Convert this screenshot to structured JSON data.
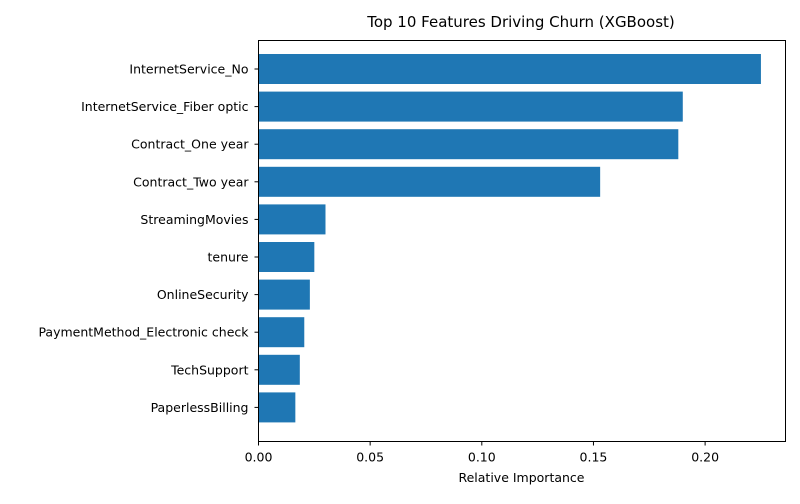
{
  "chart_data": {
    "type": "bar",
    "orientation": "horizontal",
    "title": "Top 10 Features Driving Churn (XGBoost)",
    "xlabel": "Relative Importance",
    "ylabel": "",
    "xlim": [
      0,
      0.236
    ],
    "xticks": [
      0.0,
      0.05,
      0.1,
      0.15,
      0.2
    ],
    "xtick_labels": [
      "0.00",
      "0.05",
      "0.10",
      "0.15",
      "0.20"
    ],
    "categories": [
      "InternetService_No",
      "InternetService_Fiber optic",
      "Contract_One year",
      "Contract_Two year",
      "StreamingMovies",
      "tenure",
      "OnlineSecurity",
      "PaymentMethod_Electronic check",
      "TechSupport",
      "PaperlessBilling"
    ],
    "values": [
      0.225,
      0.19,
      0.188,
      0.153,
      0.03,
      0.025,
      0.023,
      0.0205,
      0.0185,
      0.0165
    ],
    "bar_color": "#1f77b4",
    "grid": false,
    "legend": "none"
  }
}
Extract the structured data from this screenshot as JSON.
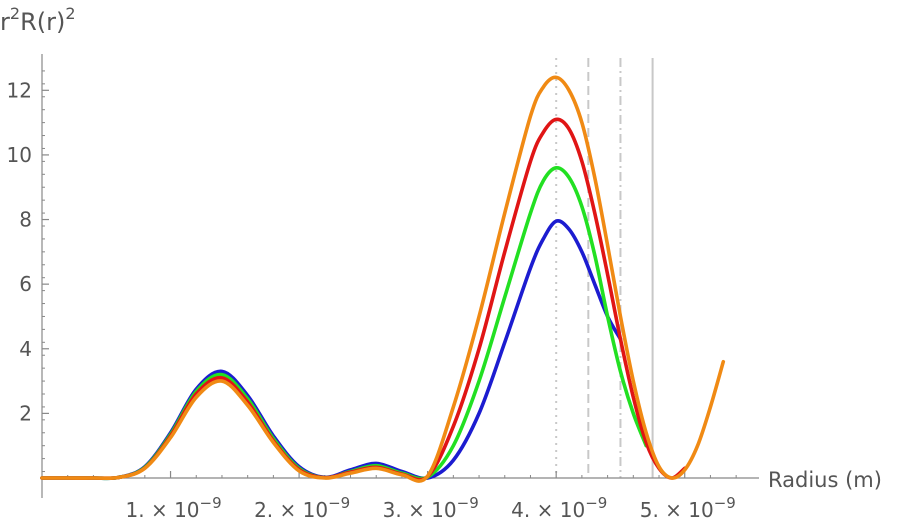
{
  "chart_data": {
    "type": "line",
    "title": "",
    "ylabel": {
      "base": "r",
      "exp1": "2",
      "mid": "R(r)",
      "exp2": "2"
    },
    "xlabel": "Radius  (m)",
    "xlim": [
      0.0,
      5.5e-09
    ],
    "ylim": [
      0,
      13
    ],
    "x_ticks": [
      {
        "value": 1e-09,
        "mantissa": "1.",
        "exp": "−9"
      },
      {
        "value": 2e-09,
        "mantissa": "2.",
        "exp": "−9"
      },
      {
        "value": 3e-09,
        "mantissa": "3.",
        "exp": "−9"
      },
      {
        "value": 4e-09,
        "mantissa": "4.",
        "exp": "−9"
      },
      {
        "value": 5e-09,
        "mantissa": "5.",
        "exp": "−9"
      }
    ],
    "y_ticks": [
      {
        "value": 2,
        "label": "2"
      },
      {
        "value": 4,
        "label": "4"
      },
      {
        "value": 6,
        "label": "6"
      },
      {
        "value": 8,
        "label": "8"
      },
      {
        "value": 10,
        "label": "10"
      },
      {
        "value": 12,
        "label": "12"
      }
    ],
    "vertical_lines": [
      {
        "x": 4e-09,
        "style": "dotted",
        "color": "#c8c8c8"
      },
      {
        "x": 4.25e-09,
        "style": "dashed",
        "color": "#c8c8c8"
      },
      {
        "x": 4.5e-09,
        "style": "dashdot",
        "color": "#c8c8c8"
      },
      {
        "x": 4.75e-09,
        "style": "solid",
        "color": "#c8c8c8"
      }
    ],
    "series": [
      {
        "color": "#1c1cd0",
        "x": [
          0,
          2e-10,
          4e-10,
          6e-10,
          8e-10,
          1e-09,
          1.2e-09,
          1.4e-09,
          1.6e-09,
          1.8e-09,
          2e-09,
          2.2e-09,
          2.4e-09,
          2.6e-09,
          2.8e-09,
          3e-09,
          3.2e-09,
          3.4e-09,
          3.6e-09,
          3.8e-09,
          3.9e-09,
          4e-09,
          4.1e-09,
          4.2e-09,
          4.3e-09,
          4.4e-09,
          4.5e-09
        ],
        "y": [
          0,
          0,
          0,
          0.02,
          0.35,
          1.4,
          2.75,
          3.3,
          2.55,
          1.3,
          0.35,
          0.02,
          0.25,
          0.45,
          0.2,
          0.0,
          0.55,
          2.0,
          4.2,
          6.5,
          7.4,
          7.95,
          7.7,
          7.0,
          6.0,
          5.0,
          4.3
        ]
      },
      {
        "color": "#22e022",
        "x": [
          0,
          2e-10,
          4e-10,
          6e-10,
          8e-10,
          1e-09,
          1.2e-09,
          1.4e-09,
          1.6e-09,
          1.8e-09,
          2e-09,
          2.2e-09,
          2.4e-09,
          2.6e-09,
          2.8e-09,
          3e-09,
          3.2e-09,
          3.4e-09,
          3.6e-09,
          3.8e-09,
          3.9e-09,
          4e-09,
          4.1e-09,
          4.2e-09,
          4.3e-09,
          4.4e-09,
          4.5e-09,
          4.6e-09,
          4.7e-09
        ],
        "y": [
          0,
          0,
          0,
          0.02,
          0.33,
          1.35,
          2.68,
          3.2,
          2.45,
          1.22,
          0.3,
          0.01,
          0.2,
          0.38,
          0.15,
          0.03,
          1.0,
          3.0,
          5.6,
          8.2,
          9.2,
          9.6,
          9.3,
          8.4,
          6.9,
          5.0,
          3.3,
          2.0,
          1.0
        ]
      },
      {
        "color": "#e01515",
        "x": [
          0,
          2e-10,
          4e-10,
          6e-10,
          8e-10,
          1e-09,
          1.2e-09,
          1.4e-09,
          1.6e-09,
          1.8e-09,
          2e-09,
          2.2e-09,
          2.4e-09,
          2.6e-09,
          2.8e-09,
          3e-09,
          3.2e-09,
          3.4e-09,
          3.6e-09,
          3.8e-09,
          3.9e-09,
          4e-09,
          4.1e-09,
          4.2e-09,
          4.3e-09,
          4.4e-09,
          4.5e-09,
          4.6e-09,
          4.7e-09,
          4.8e-09,
          4.9e-09,
          5e-09
        ],
        "y": [
          0,
          0,
          0,
          0.02,
          0.31,
          1.3,
          2.6,
          3.1,
          2.35,
          1.15,
          0.26,
          0.01,
          0.18,
          0.33,
          0.12,
          0.05,
          1.6,
          4.0,
          7.0,
          9.8,
          10.7,
          11.1,
          10.8,
          9.8,
          8.2,
          6.3,
          4.3,
          2.5,
          1.1,
          0.3,
          0.0,
          0.3
        ]
      },
      {
        "color": "#f08a14",
        "x": [
          0,
          2e-10,
          4e-10,
          6e-10,
          8e-10,
          1e-09,
          1.2e-09,
          1.4e-09,
          1.6e-09,
          1.8e-09,
          2e-09,
          2.2e-09,
          2.4e-09,
          2.6e-09,
          2.8e-09,
          3e-09,
          3.2e-09,
          3.4e-09,
          3.6e-09,
          3.8e-09,
          3.9e-09,
          4e-09,
          4.1e-09,
          4.2e-09,
          4.3e-09,
          4.4e-09,
          4.5e-09,
          4.6e-09,
          4.7e-09,
          4.8e-09,
          4.9e-09,
          5e-09,
          5.1e-09,
          5.2e-09,
          5.3e-09
        ],
        "y": [
          0,
          0,
          0,
          0.02,
          0.3,
          1.25,
          2.5,
          3.0,
          2.25,
          1.1,
          0.22,
          0.0,
          0.15,
          0.3,
          0.1,
          0.06,
          2.2,
          5.0,
          8.2,
          11.2,
          12.1,
          12.4,
          12.0,
          11.0,
          9.3,
          7.2,
          5.0,
          3.0,
          1.4,
          0.35,
          0.0,
          0.25,
          1.0,
          2.2,
          3.6
        ]
      }
    ]
  }
}
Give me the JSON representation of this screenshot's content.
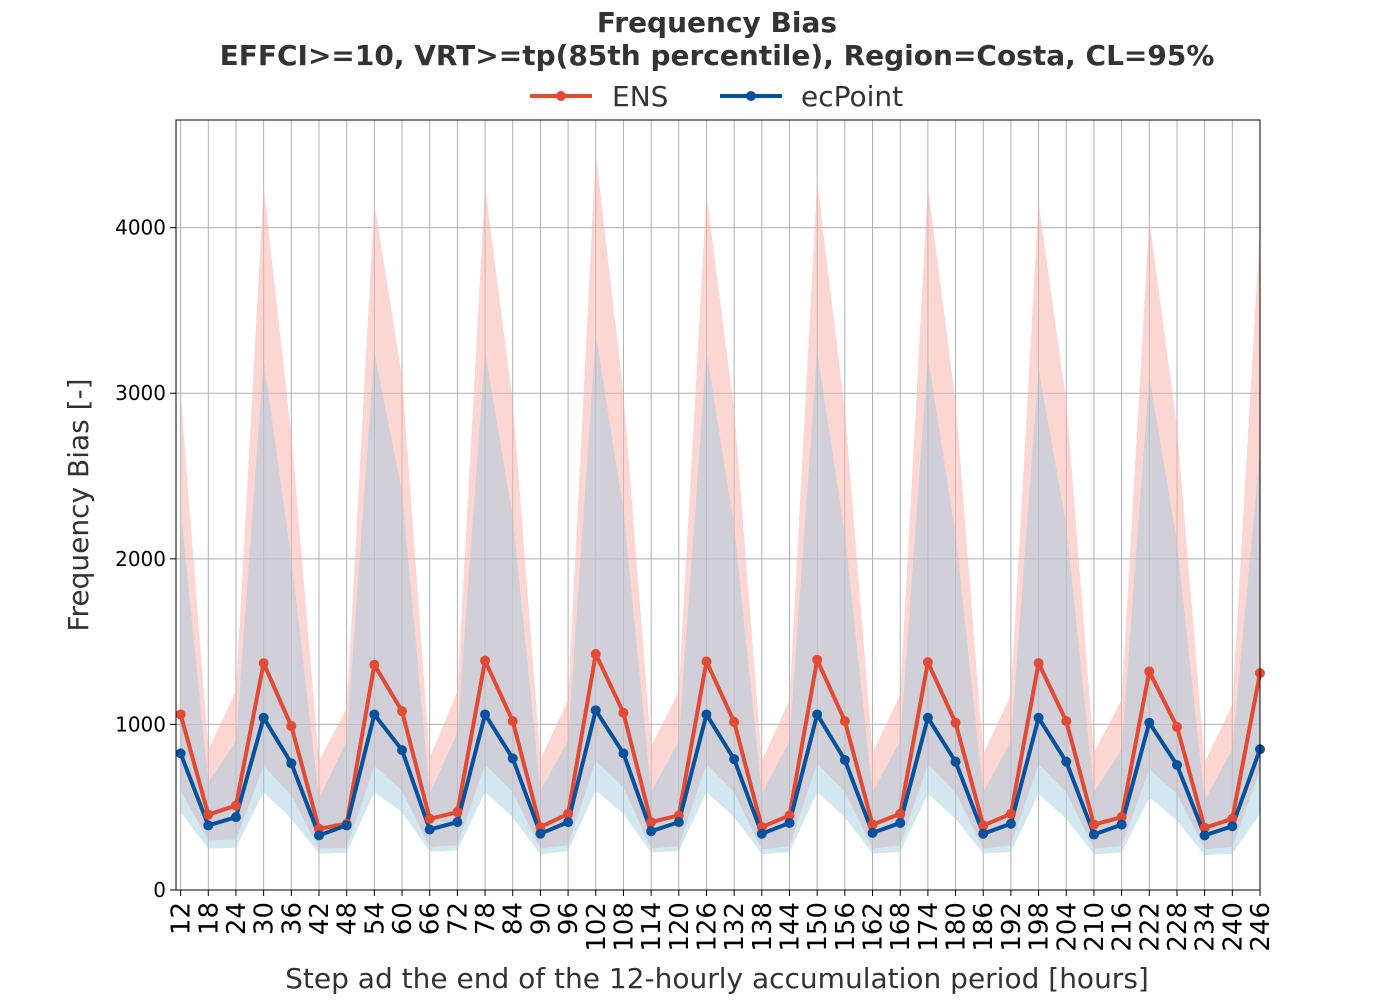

* _Given exercise_
From the listing above, collect every line that mentions the word "title".

* _Task solution_
    "title": "Top 10 Features Driving Churn (XGBoost)",
    "title": "",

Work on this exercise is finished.